:: Written instruction ::
Word for word, give the material below again, minus any images.

(Dataset entries)
───

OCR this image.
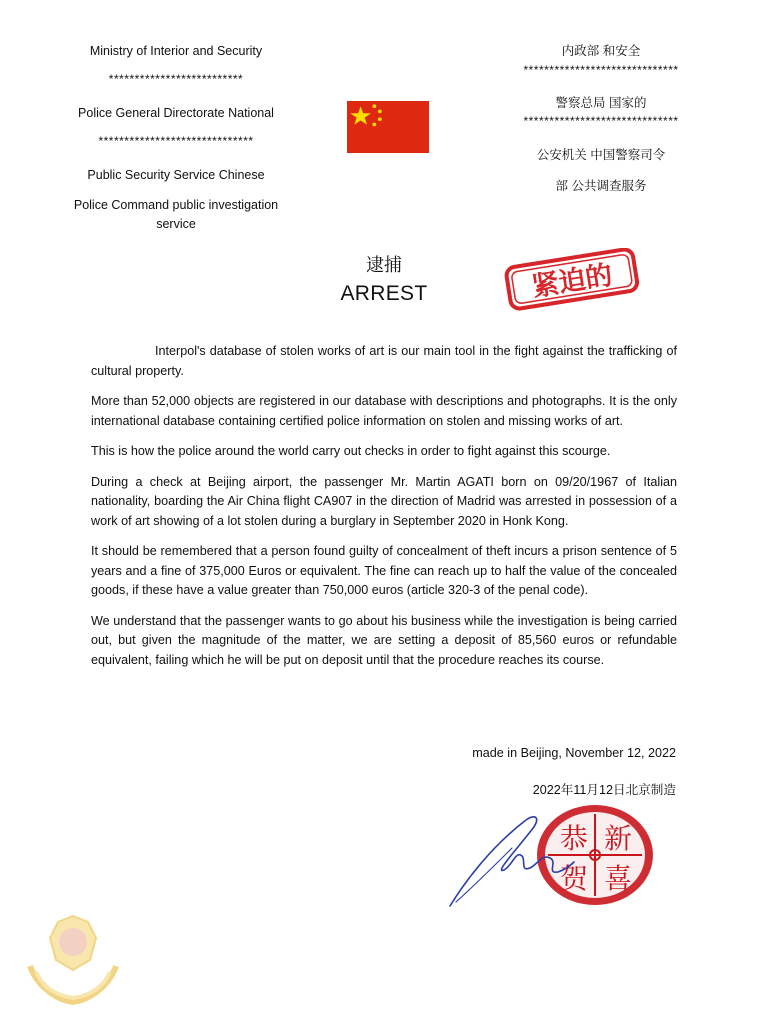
Ministry of Interior and Security
**************************
Police General Directorate National
******************************
Public Security Service Chinese
Police Command public investigation service
内政部 和安全
******************************
警察总局 国家的
******************************
公安机关 中国警察司令
部 公共调查服务
逮捕
ARREST	紧迫的

Interpol's database of stolen works of art is our main tool in the fight against the trafficking of cultural property.

More than 52,000 objects are registered in our database with descriptions and photographs. It is the only international database containing certified police information on stolen and missing works of art.

This is how the police around the world carry out checks in order to fight against this scourge.

During a check at Beijing airport, the passenger Mr. Martin AGATI born on 09/20/1967 of Italian nationality, boarding the Air China flight CA907 in the direction of Madrid was arrested in possession of a work of art showing of a lot stolen during a burglary in September 2020 in Honk Kong.

It should be remembered that a person found guilty of concealment of theft incurs a prison sentence of 5 years and a fine of 375,000 Euros or equivalent. The fine can reach up to half the value of the concealed goods, if these have a value greater than 750,000 euros (article 320-3 of the penal code).

We understand that the passenger wants to go about his business while the investigation is being carried out, but given the magnitude of the matter, we are setting a deposit of 85,560 euros or refundable equivalent, failing which he will be put on deposit until that the procedure reaches its course.

made in Beijing, November 12, 2022
2022年11月12日北京制造
恭 新
贺 喜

───

:: Problem solution ::
OCR this image.
Ministry of Interior and Security
**************************
Police General Directorate National
******************************
Public Security Service Chinese
Police Command public investigation service
内政部 和安全
******************************
警察总局 国家的
******************************
公安机关 中国警察司令
部 公共调查服务
逮捕
ARREST	紧迫的

Interpol's database of stolen works of art is our main tool in the fight against the trafficking of cultural property.

More than 52,000 objects are registered in our database with descriptions and photographs. It is the only international database containing certified police information on stolen and missing works of art.

This is how the police around the world carry out checks in order to fight against this scourge.

During a check at Beijing airport, the passenger Mr. Martin AGATI born on 09/20/1967 of Italian nationality, boarding the Air China flight CA907 in the direction of Madrid was arrested in possession of a work of art showing of a lot stolen during a burglary in September 2020 in Honk Kong.

It should be remembered that a person found guilty of concealment of theft incurs a prison sentence of 5 years and a fine of 375,000 Euros or equivalent. The fine can reach up to half the value of the concealed goods, if these have a value greater than 750,000 euros (article 320-3 of the penal code).

We understand that the passenger wants to go about his business while the investigation is being carried out, but given the magnitude of the matter, we are setting a deposit of 85,560 euros or refundable equivalent, failing which he will be put on deposit until that the procedure reaches its course.

made in Beijing, November 12, 2022
2022年11月12日北京制造
恭 新
贺 喜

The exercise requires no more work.